Everything in the data should be repeated exactly, save for the images.

GIVEN DATA »
++++++++++

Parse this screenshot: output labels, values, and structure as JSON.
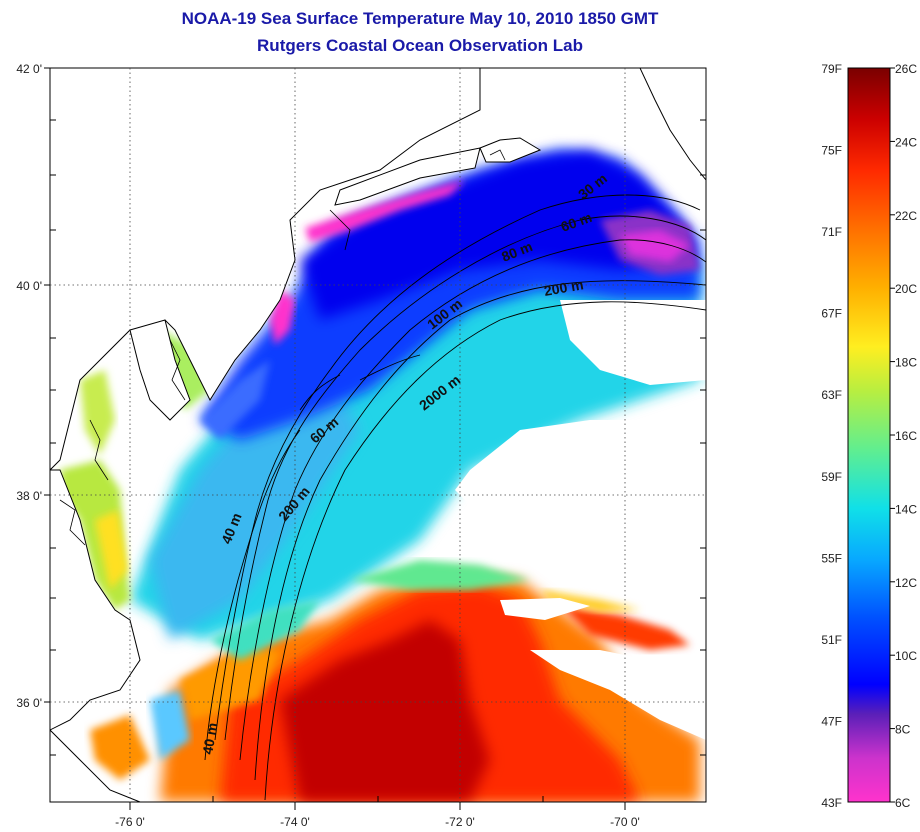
{
  "header": {
    "title": "NOAA-19 Sea Surface Temperature May 10, 2010 1850 GMT",
    "subtitle": "Rutgers Coastal Ocean Observation Lab"
  },
  "axes": {
    "lat_ticks": [
      "42 0'",
      "40 0'",
      "38 0'",
      "36 0'"
    ],
    "lon_ticks": [
      "-76 0'",
      "-74 0'",
      "-72 0'",
      "-70 0'"
    ]
  },
  "contour_labels": [
    "30 m",
    "60 m",
    "80 m",
    "200 m",
    "100 m",
    "2000 m",
    "60 m",
    "200 m",
    "40 m",
    "40 m"
  ],
  "colorbar": {
    "fahrenheit_ticks": [
      "79F",
      "75F",
      "71F",
      "67F",
      "63F",
      "59F",
      "55F",
      "51F",
      "47F",
      "43F"
    ],
    "celsius_ticks": [
      "26C",
      "24C",
      "22C",
      "20C",
      "18C",
      "16C",
      "14C",
      "12C",
      "10C",
      "8C",
      "6C"
    ]
  },
  "colors": {
    "title": "#1a1aa8",
    "land": "#ffffff",
    "cloud": "#ffffff",
    "scale": [
      "#ff33cc",
      "#cc33cc",
      "#7a2aa8",
      "#3a1fb0",
      "#0000ff",
      "#0c40ff",
      "#0aa0ff",
      "#12ddee",
      "#55ee99",
      "#aaee55",
      "#ffee22",
      "#ffbb00",
      "#ff8800",
      "#ff4400",
      "#ee0000",
      "#aa0000",
      "#7a0000"
    ]
  }
}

++++++++++

ANSWER IN FULL »
Parse this screenshot: output labels, values, and structure as JSON.
{
  "header": {
    "title": "NOAA-19 Sea Surface Temperature May 10, 2010 1850 GMT",
    "subtitle": "Rutgers Coastal Ocean Observation Lab"
  },
  "axes": {
    "lat_ticks": [
      "42 0'",
      "40 0'",
      "38 0'",
      "36 0'"
    ],
    "lon_ticks": [
      "-76 0'",
      "-74 0'",
      "-72 0'",
      "-70 0'"
    ]
  },
  "contour_labels": [
    "30 m",
    "60 m",
    "80 m",
    "200 m",
    "100 m",
    "2000 m",
    "60 m",
    "200 m",
    "40 m",
    "40 m"
  ],
  "colorbar": {
    "fahrenheit_ticks": [
      "79F",
      "75F",
      "71F",
      "67F",
      "63F",
      "59F",
      "55F",
      "51F",
      "47F",
      "43F"
    ],
    "celsius_ticks": [
      "26C",
      "24C",
      "22C",
      "20C",
      "18C",
      "16C",
      "14C",
      "12C",
      "10C",
      "8C",
      "6C"
    ]
  },
  "colors": {
    "title": "#1a1aa8",
    "land": "#ffffff",
    "cloud": "#ffffff",
    "scale": [
      "#ff33cc",
      "#cc33cc",
      "#7a2aa8",
      "#3a1fb0",
      "#0000ff",
      "#0c40ff",
      "#0aa0ff",
      "#12ddee",
      "#55ee99",
      "#aaee55",
      "#ffee22",
      "#ffbb00",
      "#ff8800",
      "#ff4400",
      "#ee0000",
      "#aa0000",
      "#7a0000"
    ]
  }
}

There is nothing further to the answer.